Dataset excerpt ->
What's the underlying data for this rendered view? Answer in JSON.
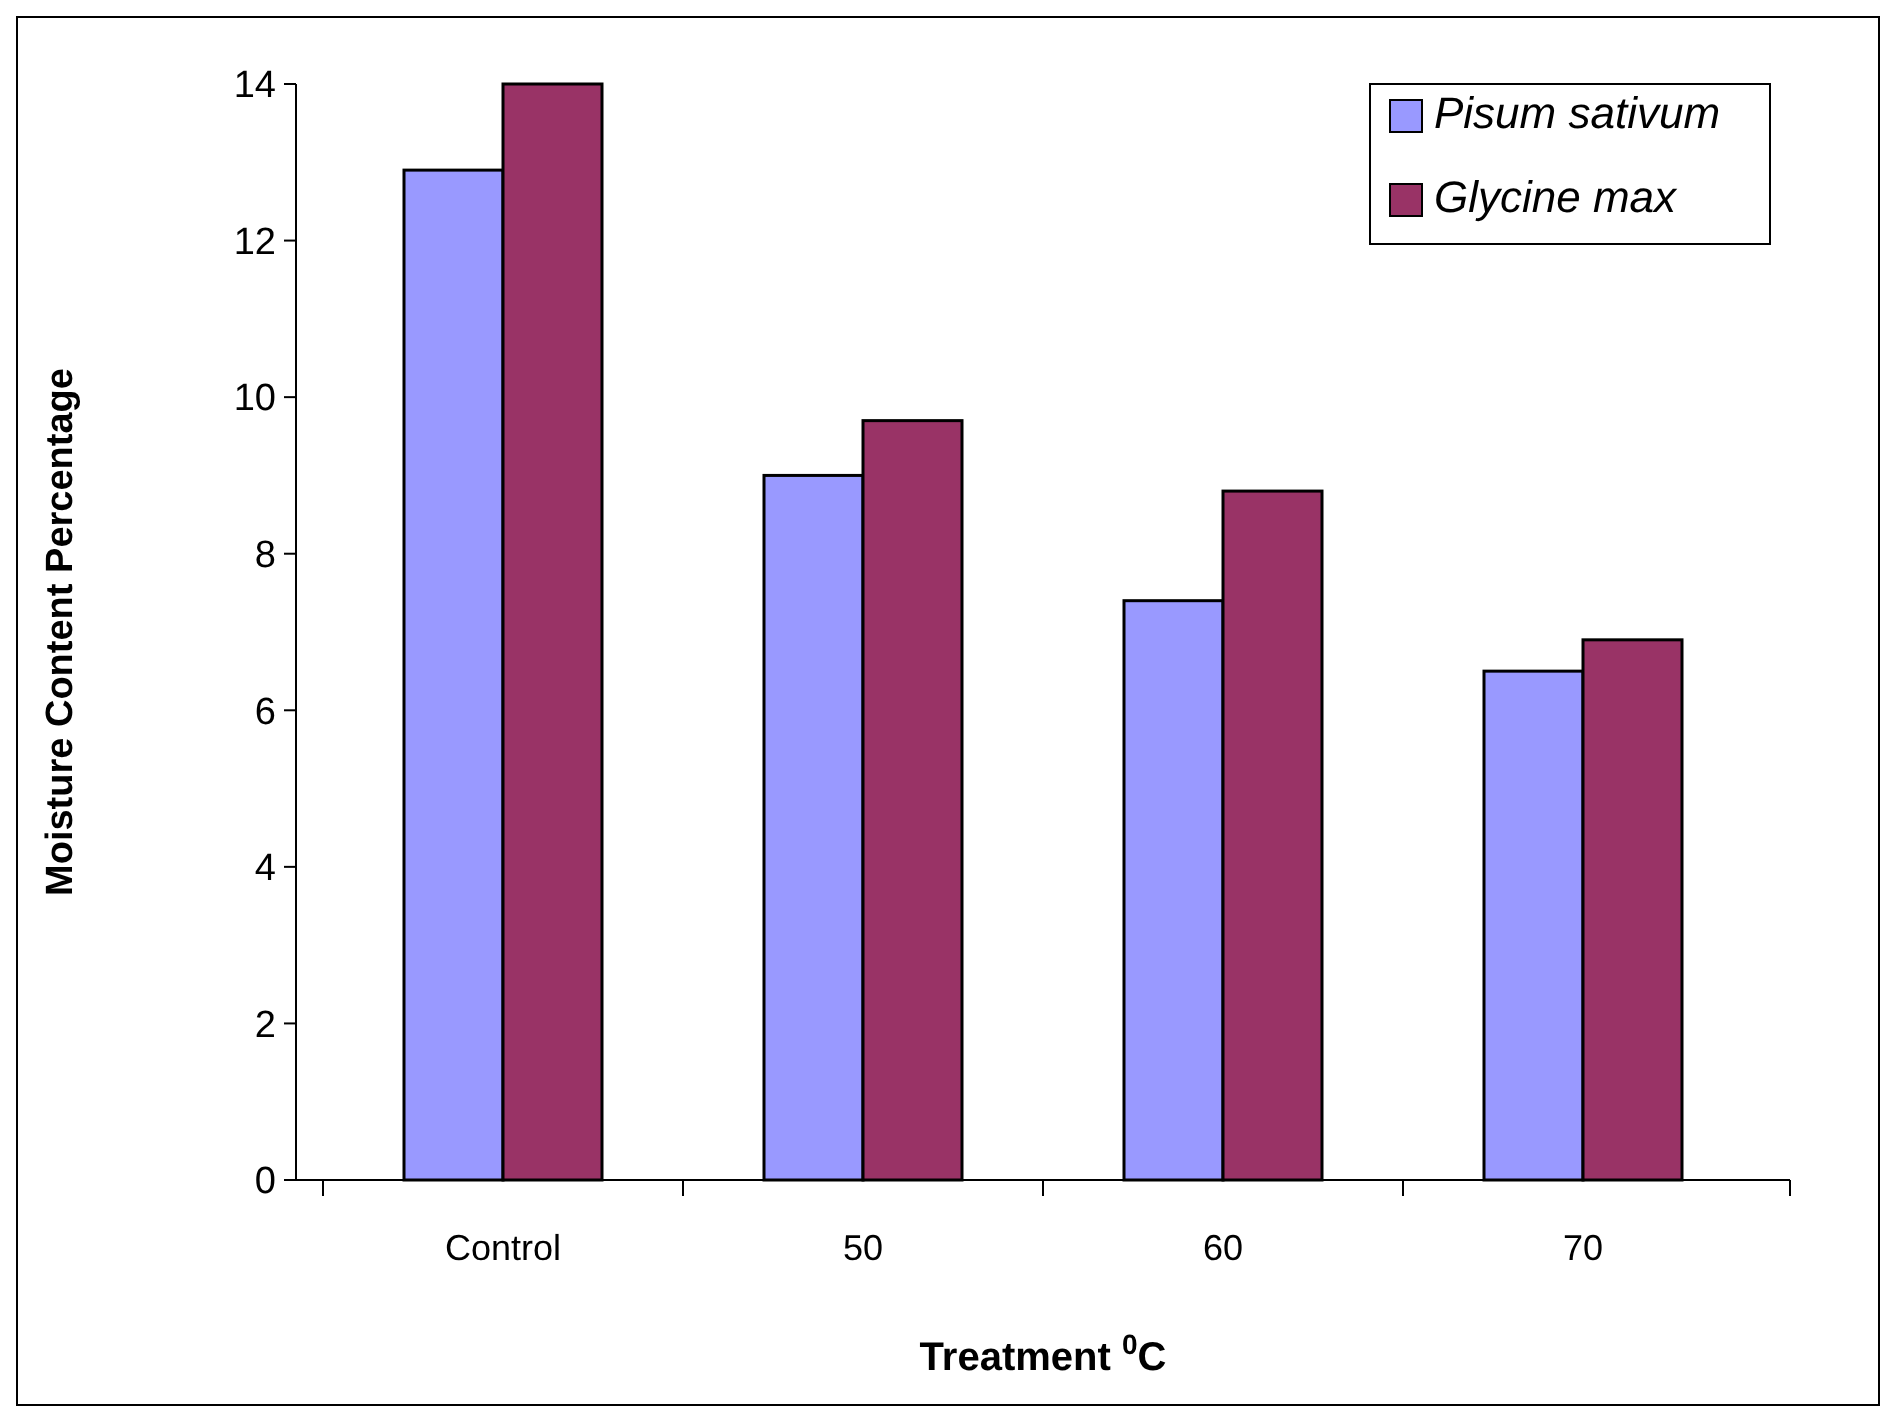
{
  "chart_data": {
    "type": "bar",
    "xlabel": "Treatment  $^{0}$C",
    "ylabel": "Moisture Content Percentage",
    "categories": [
      "Control",
      "50",
      "60",
      "70"
    ],
    "series": [
      {
        "name": "Pisum sativum",
        "color": "#9999ff",
        "values": [
          12.9,
          9.0,
          7.4,
          6.5
        ]
      },
      {
        "name": "Glycine max",
        "color": "#993366",
        "values": [
          14.0,
          9.7,
          8.8,
          6.9
        ]
      }
    ],
    "ylim": [
      0,
      14
    ],
    "yticks": [
      0,
      2,
      4,
      6,
      8,
      10,
      12,
      14
    ],
    "grid": false,
    "legend": "top right"
  }
}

What to work on -> Omit the pictures and reproduce the listing exactly.

Full solution ->
What's the underlying data for this rendered view? Answer in JSON.
{
  "chart_data": {
    "type": "bar",
    "xlabel": "Treatment  $^{0}$C",
    "ylabel": "Moisture Content Percentage",
    "categories": [
      "Control",
      "50",
      "60",
      "70"
    ],
    "series": [
      {
        "name": "Pisum sativum",
        "color": "#9999ff",
        "values": [
          12.9,
          9.0,
          7.4,
          6.5
        ]
      },
      {
        "name": "Glycine max",
        "color": "#993366",
        "values": [
          14.0,
          9.7,
          8.8,
          6.9
        ]
      }
    ],
    "ylim": [
      0,
      14
    ],
    "yticks": [
      0,
      2,
      4,
      6,
      8,
      10,
      12,
      14
    ],
    "grid": false,
    "legend": "top right"
  }
}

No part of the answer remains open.